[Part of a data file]
• • • • •
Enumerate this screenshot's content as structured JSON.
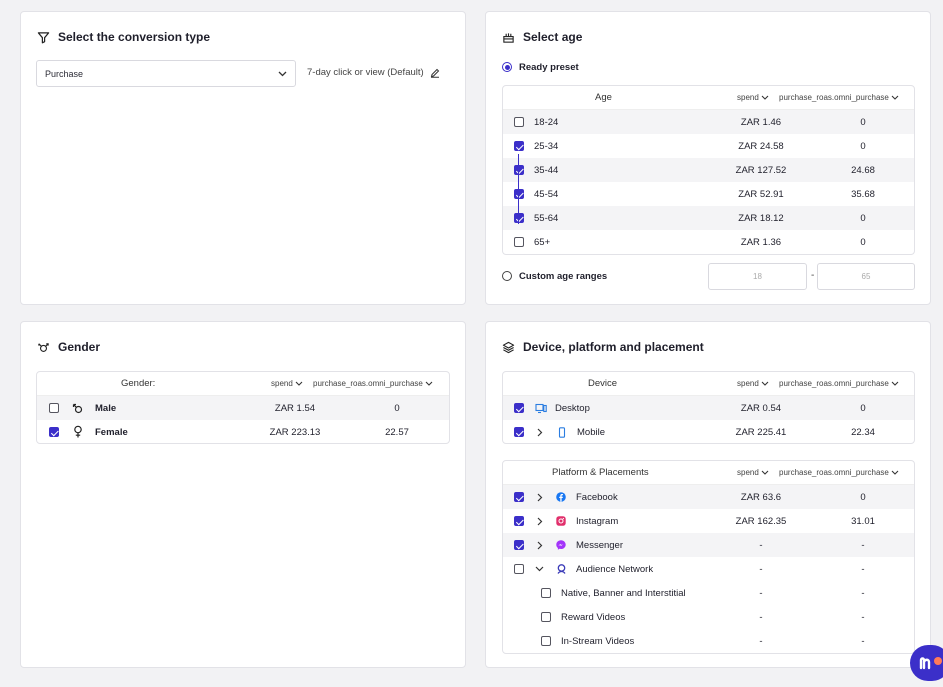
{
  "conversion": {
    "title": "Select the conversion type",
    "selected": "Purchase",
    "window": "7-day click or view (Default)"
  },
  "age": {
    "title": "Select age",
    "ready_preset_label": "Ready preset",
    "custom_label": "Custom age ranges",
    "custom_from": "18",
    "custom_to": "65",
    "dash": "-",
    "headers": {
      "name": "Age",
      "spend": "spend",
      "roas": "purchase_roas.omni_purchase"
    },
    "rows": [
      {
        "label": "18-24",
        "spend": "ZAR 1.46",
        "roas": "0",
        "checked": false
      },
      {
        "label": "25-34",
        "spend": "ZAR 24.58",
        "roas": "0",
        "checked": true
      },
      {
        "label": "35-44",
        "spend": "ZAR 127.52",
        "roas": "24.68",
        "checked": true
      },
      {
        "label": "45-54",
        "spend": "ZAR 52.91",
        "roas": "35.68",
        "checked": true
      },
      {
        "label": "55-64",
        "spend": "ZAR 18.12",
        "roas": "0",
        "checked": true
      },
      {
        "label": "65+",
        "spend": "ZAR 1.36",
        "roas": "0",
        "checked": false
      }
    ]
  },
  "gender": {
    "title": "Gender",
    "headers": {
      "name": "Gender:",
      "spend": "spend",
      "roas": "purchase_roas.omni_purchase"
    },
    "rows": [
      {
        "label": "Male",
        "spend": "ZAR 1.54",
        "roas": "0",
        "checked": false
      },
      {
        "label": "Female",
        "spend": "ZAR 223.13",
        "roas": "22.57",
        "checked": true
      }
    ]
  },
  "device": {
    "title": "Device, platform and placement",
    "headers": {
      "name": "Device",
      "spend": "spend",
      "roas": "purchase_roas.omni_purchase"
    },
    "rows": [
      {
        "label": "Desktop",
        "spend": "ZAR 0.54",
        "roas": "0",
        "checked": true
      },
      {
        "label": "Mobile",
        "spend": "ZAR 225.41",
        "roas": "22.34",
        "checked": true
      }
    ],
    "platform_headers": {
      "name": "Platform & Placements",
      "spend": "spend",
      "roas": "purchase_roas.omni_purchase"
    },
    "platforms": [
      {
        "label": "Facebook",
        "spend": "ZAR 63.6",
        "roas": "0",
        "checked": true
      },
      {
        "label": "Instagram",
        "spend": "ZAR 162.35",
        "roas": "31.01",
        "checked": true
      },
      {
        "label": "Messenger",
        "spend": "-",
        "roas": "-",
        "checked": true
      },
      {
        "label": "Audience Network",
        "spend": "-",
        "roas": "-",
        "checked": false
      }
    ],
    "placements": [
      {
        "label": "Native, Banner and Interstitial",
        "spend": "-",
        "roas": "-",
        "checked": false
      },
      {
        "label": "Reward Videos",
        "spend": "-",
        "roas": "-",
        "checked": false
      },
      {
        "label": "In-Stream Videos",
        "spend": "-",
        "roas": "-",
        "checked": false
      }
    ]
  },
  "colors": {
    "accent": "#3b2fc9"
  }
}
• • • • •
CHALLENGE -
Gather each line of the listing that holds the string "name".

ANSWER TO THE EXERCISE -
      "name": "Age",
      "name": "Gender:",
      "name": "Device",
      "name": "Platform & Placements",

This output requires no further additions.